▶ **TASK DESCRIPTION**: Leaving out the pictures, transcribe all of the records faithfully.

-- start of PROVIDED RECORDS --

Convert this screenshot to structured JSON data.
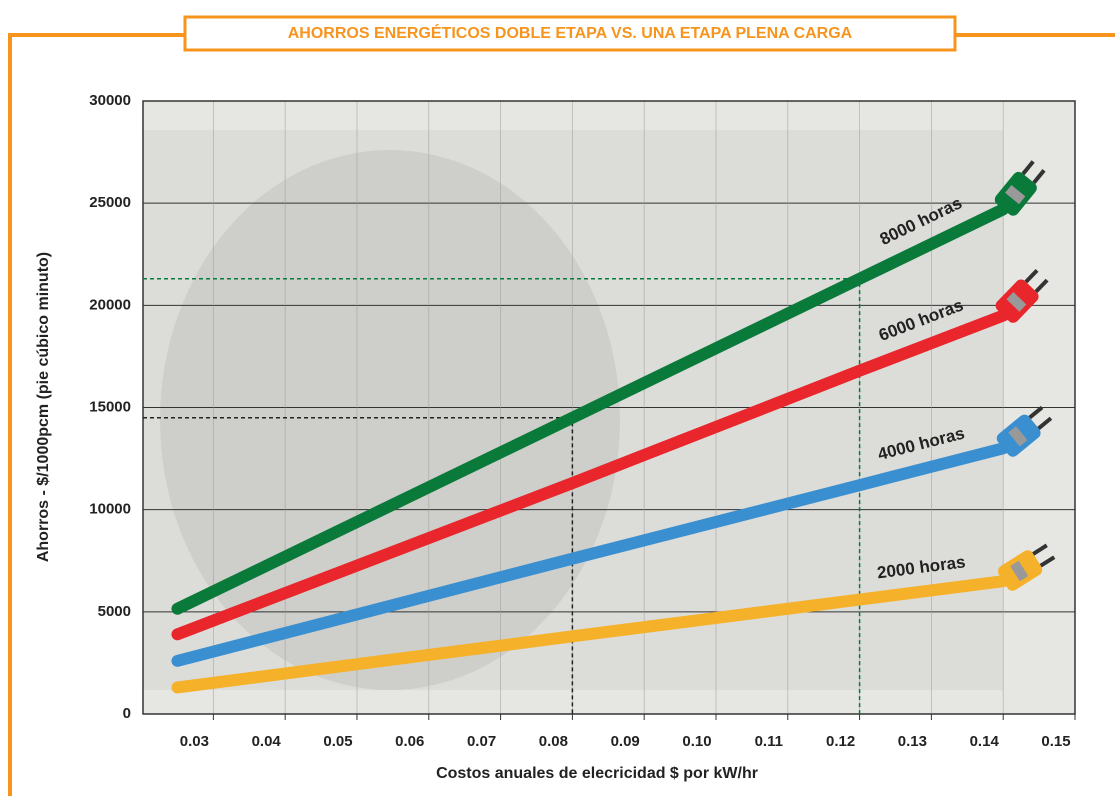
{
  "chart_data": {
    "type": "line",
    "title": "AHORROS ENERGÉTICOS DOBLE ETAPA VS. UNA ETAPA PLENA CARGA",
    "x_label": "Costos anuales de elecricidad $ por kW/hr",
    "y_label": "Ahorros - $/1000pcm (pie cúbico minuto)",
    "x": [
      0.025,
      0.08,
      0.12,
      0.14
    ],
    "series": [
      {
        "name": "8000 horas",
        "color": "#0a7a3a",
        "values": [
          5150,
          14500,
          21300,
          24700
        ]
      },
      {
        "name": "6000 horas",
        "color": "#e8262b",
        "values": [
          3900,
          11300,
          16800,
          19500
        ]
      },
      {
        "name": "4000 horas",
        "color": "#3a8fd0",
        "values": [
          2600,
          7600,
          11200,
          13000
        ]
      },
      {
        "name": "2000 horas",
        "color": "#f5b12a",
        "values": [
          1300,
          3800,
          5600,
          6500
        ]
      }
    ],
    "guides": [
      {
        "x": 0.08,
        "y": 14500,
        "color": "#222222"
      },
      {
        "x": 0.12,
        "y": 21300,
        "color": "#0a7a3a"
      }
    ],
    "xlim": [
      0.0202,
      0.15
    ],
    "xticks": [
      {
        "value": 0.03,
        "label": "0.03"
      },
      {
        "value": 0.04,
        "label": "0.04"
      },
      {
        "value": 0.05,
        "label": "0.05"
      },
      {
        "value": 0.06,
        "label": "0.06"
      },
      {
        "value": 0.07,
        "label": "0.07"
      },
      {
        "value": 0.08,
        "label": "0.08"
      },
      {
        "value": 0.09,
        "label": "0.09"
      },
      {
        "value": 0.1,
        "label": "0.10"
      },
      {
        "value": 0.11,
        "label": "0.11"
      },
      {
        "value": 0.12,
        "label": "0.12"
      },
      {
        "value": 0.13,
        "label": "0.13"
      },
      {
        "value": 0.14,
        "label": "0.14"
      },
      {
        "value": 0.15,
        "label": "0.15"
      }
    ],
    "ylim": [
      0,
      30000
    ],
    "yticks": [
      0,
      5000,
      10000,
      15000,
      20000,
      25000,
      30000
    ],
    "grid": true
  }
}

-- end of PROVIDED RECORDS --

▶ **TASK ANSWER**:
Convert this screenshot to structured JSON data.
{
  "chart_data": {
    "type": "line",
    "title": "AHORROS ENERGÉTICOS DOBLE ETAPA VS. UNA ETAPA PLENA CARGA",
    "x_label": "Costos anuales de elecricidad $ por kW/hr",
    "y_label": "Ahorros - $/1000pcm (pie cúbico minuto)",
    "x": [
      0.025,
      0.08,
      0.12,
      0.14
    ],
    "series": [
      {
        "name": "8000 horas",
        "color": "#0a7a3a",
        "values": [
          5150,
          14500,
          21300,
          24700
        ]
      },
      {
        "name": "6000 horas",
        "color": "#e8262b",
        "values": [
          3900,
          11300,
          16800,
          19500
        ]
      },
      {
        "name": "4000 horas",
        "color": "#3a8fd0",
        "values": [
          2600,
          7600,
          11200,
          13000
        ]
      },
      {
        "name": "2000 horas",
        "color": "#f5b12a",
        "values": [
          1300,
          3800,
          5600,
          6500
        ]
      }
    ],
    "guides": [
      {
        "x": 0.08,
        "y": 14500,
        "color": "#222222"
      },
      {
        "x": 0.12,
        "y": 21300,
        "color": "#0a7a3a"
      }
    ],
    "xlim": [
      0.0202,
      0.15
    ],
    "xticks": [
      {
        "value": 0.03,
        "label": "0.03"
      },
      {
        "value": 0.04,
        "label": "0.04"
      },
      {
        "value": 0.05,
        "label": "0.05"
      },
      {
        "value": 0.06,
        "label": "0.06"
      },
      {
        "value": 0.07,
        "label": "0.07"
      },
      {
        "value": 0.08,
        "label": "0.08"
      },
      {
        "value": 0.09,
        "label": "0.09"
      },
      {
        "value": 0.1,
        "label": "0.10"
      },
      {
        "value": 0.11,
        "label": "0.11"
      },
      {
        "value": 0.12,
        "label": "0.12"
      },
      {
        "value": 0.13,
        "label": "0.13"
      },
      {
        "value": 0.14,
        "label": "0.14"
      },
      {
        "value": 0.15,
        "label": "0.15"
      }
    ],
    "ylim": [
      0,
      30000
    ],
    "yticks": [
      0,
      5000,
      10000,
      15000,
      20000,
      25000,
      30000
    ],
    "grid": true
  }
}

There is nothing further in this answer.